_Records for this task_:
=-=-=-=-=
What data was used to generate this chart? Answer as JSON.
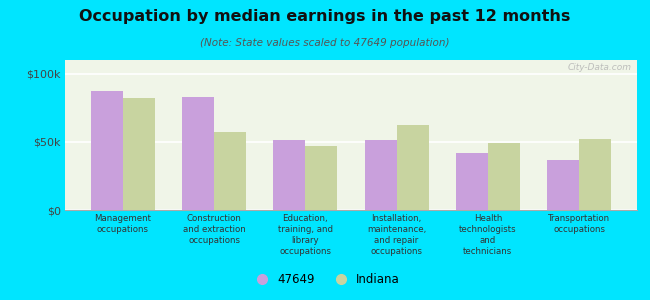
{
  "title": "Occupation by median earnings in the past 12 months",
  "subtitle": "(Note: State values scaled to 47649 population)",
  "categories": [
    "Management\noccupations",
    "Construction\nand extraction\noccupations",
    "Education,\ntraining, and\nlibrary\noccupations",
    "Installation,\nmaintenance,\nand repair\noccupations",
    "Health\ntechnologists\nand\ntechnicians",
    "Transportation\noccupations"
  ],
  "values_47649": [
    87000,
    83000,
    51000,
    51000,
    42000,
    37000
  ],
  "values_indiana": [
    82000,
    57000,
    47000,
    62000,
    49000,
    52000
  ],
  "color_47649": "#c9a0dc",
  "color_indiana": "#c8d4a0",
  "background_outer": "#00e5ff",
  "background_inner": "#f0f5e8",
  "ylim": [
    0,
    110000
  ],
  "yticks": [
    0,
    50000,
    100000
  ],
  "ytick_labels": [
    "$0",
    "$50k",
    "$100k"
  ],
  "legend_label_47649": "47649",
  "legend_label_indiana": "Indiana",
  "watermark": "City-Data.com",
  "bar_width": 0.35
}
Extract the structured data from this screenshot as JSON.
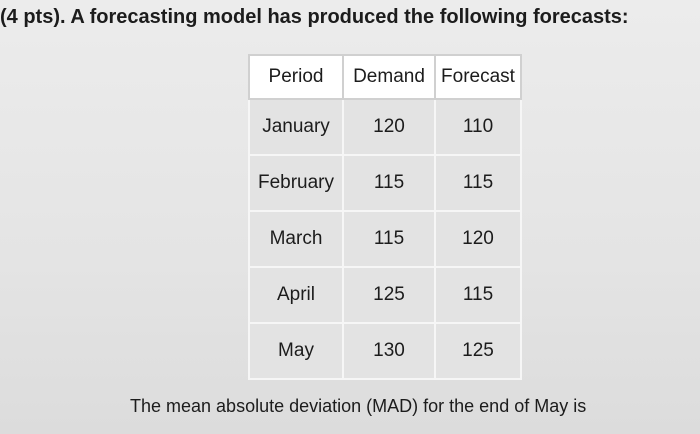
=-=-=-=-=
_Exercise brief_:
Leave out every picture and copy the rest of the records exactly.

_Answer for this exercise_:
What data was used to generate this chart? Answer as JSON.
{
  "title": "Occupation by median earnings in the past 12 months",
  "subtitle": "(Note: State values scaled to 47649 population)",
  "categories": [
    "Management\noccupations",
    "Construction\nand extraction\noccupations",
    "Education,\ntraining, and\nlibrary\noccupations",
    "Installation,\nmaintenance,\nand repair\noccupations",
    "Health\ntechnologists\nand\ntechnicians",
    "Transportation\noccupations"
  ],
  "values_47649": [
    87000,
    83000,
    51000,
    51000,
    42000,
    37000
  ],
  "values_indiana": [
    82000,
    57000,
    47000,
    62000,
    49000,
    52000
  ],
  "color_47649": "#c9a0dc",
  "color_indiana": "#c8d4a0",
  "background_outer": "#00e5ff",
  "background_inner": "#f0f5e8",
  "ylim": [
    0,
    110000
  ],
  "yticks": [
    0,
    50000,
    100000
  ],
  "ytick_labels": [
    "$0",
    "$50k",
    "$100k"
  ],
  "legend_label_47649": "47649",
  "legend_label_indiana": "Indiana",
  "watermark": "City-Data.com",
  "bar_width": 0.35
}
Extract the structured data from this screenshot as JSON.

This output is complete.